Purpose of the Study:

  • To review and synthesize major statistical and geometric soil sampling methods.
  • To provide practical guidance for designing effective soil sampling campaigns.
  • To identify strategies that maximize accuracy, representativeness, and cost-efficiency.

Main Methods:

  • Review of published studies on soil sampling techniques.
  • Analysis of statistical accuracy, spatial representativeness, and implementation feasibility.
  • Comparison of methods including simple random, grid-based, stratified random, spatial coverage, and conditioned Latin hypercube sampling (cLHS).

Main Results:

  • Stratified random sampling provides the highest statistical accuracy and reliability.
  • Spatial coverage methods excel in geographic representativeness.

(Task description): Pick up the soil sampling summary after its last line and keep writing it. You won't need the listing that comes after this.

(Source data):
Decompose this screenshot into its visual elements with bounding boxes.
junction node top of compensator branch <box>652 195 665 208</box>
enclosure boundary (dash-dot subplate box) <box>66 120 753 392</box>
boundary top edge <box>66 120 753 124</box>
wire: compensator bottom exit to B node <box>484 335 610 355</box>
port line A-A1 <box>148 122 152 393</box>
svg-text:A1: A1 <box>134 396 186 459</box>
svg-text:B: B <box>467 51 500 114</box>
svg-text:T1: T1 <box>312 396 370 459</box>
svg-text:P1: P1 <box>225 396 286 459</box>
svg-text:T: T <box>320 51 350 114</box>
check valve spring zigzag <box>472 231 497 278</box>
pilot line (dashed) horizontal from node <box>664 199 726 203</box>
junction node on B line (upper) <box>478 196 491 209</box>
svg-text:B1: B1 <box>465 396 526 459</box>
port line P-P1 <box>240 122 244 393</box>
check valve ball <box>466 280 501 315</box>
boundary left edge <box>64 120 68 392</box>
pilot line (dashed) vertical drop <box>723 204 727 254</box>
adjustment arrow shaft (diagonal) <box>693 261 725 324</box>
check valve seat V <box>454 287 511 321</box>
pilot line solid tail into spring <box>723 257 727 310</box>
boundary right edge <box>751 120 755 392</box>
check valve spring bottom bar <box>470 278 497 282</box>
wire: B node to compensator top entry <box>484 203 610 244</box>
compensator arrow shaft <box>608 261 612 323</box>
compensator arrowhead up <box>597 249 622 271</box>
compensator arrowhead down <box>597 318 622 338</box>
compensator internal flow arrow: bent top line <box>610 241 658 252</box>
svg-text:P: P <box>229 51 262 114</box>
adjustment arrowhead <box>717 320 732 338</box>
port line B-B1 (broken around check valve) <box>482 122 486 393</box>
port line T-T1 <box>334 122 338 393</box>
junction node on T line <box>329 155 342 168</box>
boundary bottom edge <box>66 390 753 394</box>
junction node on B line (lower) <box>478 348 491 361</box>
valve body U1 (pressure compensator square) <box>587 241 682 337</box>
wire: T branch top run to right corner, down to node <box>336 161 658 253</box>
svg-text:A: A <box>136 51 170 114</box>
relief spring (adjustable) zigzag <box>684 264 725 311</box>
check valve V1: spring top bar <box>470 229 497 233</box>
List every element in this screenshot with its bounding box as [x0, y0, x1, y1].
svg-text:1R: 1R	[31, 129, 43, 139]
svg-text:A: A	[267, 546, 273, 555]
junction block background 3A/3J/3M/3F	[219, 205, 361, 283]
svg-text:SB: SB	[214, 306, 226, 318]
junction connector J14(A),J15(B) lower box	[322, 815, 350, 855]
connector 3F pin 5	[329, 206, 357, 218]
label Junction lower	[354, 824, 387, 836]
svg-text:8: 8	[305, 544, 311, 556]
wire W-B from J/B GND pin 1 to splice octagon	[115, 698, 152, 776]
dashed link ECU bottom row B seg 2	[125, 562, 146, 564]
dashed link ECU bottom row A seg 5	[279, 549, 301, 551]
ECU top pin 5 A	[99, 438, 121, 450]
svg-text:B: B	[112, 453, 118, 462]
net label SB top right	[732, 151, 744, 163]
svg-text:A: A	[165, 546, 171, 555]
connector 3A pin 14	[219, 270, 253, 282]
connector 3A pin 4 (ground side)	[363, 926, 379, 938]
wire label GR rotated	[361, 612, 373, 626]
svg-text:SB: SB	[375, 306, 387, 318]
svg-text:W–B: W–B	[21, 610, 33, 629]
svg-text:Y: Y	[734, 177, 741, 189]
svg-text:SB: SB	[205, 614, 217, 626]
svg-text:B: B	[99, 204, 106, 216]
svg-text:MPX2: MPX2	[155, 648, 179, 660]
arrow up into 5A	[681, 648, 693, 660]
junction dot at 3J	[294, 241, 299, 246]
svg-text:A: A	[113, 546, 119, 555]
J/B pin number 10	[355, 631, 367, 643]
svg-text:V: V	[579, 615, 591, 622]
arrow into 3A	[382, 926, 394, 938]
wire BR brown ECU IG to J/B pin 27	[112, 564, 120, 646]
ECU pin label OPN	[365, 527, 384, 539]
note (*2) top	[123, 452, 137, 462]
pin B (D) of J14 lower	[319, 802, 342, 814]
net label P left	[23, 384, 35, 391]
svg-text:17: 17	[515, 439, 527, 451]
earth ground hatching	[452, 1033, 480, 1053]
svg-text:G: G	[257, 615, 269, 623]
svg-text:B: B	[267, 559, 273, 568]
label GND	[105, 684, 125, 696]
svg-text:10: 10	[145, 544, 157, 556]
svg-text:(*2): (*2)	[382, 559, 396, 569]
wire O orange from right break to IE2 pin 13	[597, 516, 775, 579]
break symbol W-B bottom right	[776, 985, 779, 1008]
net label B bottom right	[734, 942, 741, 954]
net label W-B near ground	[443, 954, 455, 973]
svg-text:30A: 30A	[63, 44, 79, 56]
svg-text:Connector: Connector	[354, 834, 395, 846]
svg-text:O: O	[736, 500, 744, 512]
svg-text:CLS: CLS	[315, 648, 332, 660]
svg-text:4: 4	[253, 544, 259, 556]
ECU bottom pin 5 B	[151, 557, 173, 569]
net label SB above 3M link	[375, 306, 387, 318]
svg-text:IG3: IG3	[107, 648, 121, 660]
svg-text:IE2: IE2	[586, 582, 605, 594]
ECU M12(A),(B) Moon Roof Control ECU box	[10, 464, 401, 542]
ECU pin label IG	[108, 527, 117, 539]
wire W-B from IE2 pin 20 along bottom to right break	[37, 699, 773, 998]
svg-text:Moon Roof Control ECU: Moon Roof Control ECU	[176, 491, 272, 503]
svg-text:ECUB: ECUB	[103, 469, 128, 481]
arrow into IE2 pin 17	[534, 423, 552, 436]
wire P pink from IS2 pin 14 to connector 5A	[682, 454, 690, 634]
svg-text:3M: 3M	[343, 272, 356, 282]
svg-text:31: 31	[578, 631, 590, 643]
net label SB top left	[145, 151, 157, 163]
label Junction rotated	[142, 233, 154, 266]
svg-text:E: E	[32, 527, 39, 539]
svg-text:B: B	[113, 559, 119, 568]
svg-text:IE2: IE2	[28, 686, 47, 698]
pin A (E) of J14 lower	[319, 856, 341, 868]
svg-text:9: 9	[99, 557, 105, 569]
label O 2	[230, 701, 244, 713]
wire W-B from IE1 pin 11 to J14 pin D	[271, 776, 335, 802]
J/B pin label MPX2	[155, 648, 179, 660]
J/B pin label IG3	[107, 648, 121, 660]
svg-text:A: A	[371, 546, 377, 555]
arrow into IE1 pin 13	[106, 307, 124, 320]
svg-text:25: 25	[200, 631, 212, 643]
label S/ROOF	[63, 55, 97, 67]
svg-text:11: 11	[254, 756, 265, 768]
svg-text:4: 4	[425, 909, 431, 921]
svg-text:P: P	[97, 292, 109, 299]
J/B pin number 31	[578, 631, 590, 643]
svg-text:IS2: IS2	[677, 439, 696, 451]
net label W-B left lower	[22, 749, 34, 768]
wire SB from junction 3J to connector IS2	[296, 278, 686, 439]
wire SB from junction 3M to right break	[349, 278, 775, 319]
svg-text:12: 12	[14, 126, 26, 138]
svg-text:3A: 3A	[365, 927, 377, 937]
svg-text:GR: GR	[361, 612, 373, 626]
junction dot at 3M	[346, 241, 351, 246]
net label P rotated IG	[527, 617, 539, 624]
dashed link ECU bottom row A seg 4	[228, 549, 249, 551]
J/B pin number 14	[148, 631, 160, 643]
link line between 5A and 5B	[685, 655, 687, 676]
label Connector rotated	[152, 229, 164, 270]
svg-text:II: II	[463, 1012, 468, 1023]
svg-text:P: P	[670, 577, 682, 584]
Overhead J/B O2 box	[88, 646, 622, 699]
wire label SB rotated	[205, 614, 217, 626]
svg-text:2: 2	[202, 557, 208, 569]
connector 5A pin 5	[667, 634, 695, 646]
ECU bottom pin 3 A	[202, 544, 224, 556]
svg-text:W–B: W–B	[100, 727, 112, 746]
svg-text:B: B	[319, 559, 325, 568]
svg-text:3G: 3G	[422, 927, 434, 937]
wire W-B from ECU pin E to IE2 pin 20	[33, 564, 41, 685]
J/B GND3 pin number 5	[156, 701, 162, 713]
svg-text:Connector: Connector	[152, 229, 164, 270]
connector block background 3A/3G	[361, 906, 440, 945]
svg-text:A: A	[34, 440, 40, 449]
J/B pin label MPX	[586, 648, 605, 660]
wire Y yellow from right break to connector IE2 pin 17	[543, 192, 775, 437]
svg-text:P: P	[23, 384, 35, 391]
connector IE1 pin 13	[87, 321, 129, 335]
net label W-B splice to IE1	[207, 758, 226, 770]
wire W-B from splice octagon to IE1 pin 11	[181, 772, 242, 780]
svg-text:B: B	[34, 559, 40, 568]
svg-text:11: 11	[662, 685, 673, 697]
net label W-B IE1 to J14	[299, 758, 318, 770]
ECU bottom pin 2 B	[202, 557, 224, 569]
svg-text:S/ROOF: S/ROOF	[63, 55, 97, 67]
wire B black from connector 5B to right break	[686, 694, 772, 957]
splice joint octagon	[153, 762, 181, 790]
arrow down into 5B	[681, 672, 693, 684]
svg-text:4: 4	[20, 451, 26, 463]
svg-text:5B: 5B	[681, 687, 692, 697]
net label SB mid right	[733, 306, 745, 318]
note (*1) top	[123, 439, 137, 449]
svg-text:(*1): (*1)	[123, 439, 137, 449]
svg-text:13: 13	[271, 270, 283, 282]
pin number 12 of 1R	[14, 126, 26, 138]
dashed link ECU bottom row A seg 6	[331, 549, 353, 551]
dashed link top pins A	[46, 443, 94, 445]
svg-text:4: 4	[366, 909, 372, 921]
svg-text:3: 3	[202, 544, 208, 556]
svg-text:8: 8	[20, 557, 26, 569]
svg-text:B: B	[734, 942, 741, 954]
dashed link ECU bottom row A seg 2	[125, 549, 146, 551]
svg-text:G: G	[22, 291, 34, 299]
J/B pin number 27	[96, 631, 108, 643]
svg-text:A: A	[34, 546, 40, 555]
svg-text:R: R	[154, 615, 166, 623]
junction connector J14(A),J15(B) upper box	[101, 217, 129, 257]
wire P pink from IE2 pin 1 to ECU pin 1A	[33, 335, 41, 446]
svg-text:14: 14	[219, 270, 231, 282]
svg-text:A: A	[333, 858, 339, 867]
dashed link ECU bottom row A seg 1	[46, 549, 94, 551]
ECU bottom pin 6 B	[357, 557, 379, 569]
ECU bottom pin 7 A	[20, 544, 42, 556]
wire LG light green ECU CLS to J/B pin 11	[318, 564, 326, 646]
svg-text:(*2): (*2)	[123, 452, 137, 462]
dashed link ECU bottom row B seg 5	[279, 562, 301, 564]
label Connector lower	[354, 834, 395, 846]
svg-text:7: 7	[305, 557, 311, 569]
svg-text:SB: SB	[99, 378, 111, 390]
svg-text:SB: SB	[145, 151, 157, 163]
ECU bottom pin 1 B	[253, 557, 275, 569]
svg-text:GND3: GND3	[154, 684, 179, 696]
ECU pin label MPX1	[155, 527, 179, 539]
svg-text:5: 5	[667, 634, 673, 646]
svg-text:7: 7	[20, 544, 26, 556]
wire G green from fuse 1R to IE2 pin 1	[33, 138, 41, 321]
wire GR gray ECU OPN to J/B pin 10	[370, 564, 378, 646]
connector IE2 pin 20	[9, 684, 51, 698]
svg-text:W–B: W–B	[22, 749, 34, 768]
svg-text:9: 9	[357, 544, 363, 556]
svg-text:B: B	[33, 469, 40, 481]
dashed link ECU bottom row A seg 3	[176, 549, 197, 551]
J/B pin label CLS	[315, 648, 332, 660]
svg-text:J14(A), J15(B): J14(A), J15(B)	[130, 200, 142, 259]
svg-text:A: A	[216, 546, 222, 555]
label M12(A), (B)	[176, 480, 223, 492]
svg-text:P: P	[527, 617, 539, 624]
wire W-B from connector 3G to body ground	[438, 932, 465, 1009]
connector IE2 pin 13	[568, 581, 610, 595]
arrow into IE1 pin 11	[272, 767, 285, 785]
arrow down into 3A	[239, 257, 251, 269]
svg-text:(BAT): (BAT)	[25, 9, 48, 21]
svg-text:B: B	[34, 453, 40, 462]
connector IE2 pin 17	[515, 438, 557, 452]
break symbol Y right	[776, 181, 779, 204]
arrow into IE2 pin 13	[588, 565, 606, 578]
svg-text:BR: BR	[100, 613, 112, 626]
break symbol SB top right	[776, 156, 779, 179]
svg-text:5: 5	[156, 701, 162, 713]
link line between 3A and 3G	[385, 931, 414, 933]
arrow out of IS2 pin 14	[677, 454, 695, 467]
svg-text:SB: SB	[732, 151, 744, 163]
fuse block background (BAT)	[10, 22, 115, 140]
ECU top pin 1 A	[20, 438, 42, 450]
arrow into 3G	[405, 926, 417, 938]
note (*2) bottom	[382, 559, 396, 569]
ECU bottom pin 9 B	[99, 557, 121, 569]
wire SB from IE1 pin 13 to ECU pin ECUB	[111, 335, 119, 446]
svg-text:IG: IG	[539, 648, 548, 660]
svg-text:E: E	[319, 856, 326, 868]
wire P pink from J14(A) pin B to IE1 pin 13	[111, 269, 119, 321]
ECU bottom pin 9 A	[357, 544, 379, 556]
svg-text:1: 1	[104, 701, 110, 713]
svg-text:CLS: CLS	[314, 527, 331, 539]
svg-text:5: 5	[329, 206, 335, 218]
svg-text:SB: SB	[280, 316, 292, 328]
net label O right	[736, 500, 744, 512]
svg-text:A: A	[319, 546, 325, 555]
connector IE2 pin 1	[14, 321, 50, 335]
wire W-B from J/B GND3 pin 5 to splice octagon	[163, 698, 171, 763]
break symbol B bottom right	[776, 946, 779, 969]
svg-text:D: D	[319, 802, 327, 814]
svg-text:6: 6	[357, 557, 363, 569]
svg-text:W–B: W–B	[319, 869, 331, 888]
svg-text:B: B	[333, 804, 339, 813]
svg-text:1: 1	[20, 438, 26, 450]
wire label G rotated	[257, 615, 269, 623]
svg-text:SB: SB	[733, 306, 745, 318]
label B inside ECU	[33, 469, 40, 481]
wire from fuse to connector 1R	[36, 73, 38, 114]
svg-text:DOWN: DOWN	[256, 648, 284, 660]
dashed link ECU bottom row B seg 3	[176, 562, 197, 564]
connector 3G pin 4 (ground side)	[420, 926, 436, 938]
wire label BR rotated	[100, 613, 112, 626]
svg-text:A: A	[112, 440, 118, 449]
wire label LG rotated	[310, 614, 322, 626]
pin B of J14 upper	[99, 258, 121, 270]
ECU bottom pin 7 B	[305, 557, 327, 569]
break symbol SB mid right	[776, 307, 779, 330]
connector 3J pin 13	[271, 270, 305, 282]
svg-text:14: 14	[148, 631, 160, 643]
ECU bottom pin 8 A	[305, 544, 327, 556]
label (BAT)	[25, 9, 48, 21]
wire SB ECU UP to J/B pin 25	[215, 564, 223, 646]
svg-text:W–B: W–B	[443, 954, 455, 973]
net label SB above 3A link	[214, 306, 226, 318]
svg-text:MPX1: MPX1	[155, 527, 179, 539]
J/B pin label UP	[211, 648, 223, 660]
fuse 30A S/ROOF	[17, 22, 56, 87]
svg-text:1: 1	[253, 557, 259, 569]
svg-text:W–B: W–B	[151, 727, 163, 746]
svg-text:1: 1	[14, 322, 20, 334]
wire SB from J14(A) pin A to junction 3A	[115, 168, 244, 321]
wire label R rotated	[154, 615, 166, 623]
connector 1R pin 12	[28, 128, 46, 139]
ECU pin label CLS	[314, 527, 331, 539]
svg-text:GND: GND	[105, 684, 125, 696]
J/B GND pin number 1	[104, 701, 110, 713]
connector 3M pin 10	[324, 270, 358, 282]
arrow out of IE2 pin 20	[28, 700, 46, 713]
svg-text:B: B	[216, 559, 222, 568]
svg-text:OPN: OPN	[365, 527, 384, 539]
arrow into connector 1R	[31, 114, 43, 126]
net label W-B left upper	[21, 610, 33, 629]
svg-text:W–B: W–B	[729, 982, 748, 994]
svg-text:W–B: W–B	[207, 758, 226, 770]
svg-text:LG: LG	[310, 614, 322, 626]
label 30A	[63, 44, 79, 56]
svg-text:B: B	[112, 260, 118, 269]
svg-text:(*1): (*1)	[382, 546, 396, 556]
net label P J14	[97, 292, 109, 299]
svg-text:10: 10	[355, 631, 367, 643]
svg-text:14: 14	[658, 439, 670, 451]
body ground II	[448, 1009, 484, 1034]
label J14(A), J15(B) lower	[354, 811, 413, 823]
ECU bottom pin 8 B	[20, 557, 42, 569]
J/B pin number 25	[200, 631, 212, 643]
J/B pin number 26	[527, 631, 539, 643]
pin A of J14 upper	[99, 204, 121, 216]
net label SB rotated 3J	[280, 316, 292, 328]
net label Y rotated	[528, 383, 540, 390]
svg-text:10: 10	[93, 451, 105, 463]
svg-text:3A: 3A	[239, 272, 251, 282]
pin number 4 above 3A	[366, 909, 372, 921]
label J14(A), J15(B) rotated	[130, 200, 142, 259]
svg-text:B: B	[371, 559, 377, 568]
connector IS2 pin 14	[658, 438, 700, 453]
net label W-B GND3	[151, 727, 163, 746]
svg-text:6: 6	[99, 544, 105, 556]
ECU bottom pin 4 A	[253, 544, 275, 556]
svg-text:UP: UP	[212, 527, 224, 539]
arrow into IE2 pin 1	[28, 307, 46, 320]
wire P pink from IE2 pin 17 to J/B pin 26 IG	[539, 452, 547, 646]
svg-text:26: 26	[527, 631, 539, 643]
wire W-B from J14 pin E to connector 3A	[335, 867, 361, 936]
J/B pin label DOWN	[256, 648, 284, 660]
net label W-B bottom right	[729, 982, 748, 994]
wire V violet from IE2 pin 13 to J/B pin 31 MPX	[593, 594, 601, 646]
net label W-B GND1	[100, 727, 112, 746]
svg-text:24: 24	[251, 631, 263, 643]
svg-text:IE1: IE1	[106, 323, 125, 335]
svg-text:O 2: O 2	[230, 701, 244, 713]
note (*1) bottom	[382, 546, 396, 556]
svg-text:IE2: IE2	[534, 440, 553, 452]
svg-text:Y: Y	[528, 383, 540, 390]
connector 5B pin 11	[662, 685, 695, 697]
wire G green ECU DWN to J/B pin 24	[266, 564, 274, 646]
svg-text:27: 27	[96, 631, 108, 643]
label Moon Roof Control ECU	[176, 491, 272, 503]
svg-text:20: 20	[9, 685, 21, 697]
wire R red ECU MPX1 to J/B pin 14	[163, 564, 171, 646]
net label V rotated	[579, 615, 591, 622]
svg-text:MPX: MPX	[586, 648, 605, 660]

(Response to this task):
  • Conditioned Latin hypercube sampling (cLHS) is a robust advanced method.
  • Integrating stratified random and spatial coverage techniques is the most effective overall strategy.

Conclusions:

  • The optimal soil sampling design balances statistical rigor, spatial coverage, and operational constraints.
  • Combining stratified random sampling with spatial coverage techniques maximizes scientific soundness and cost-efficiency.
  • This review offers guidance for planning soil sampling to support rigorous scientific analysis and geospatial applications.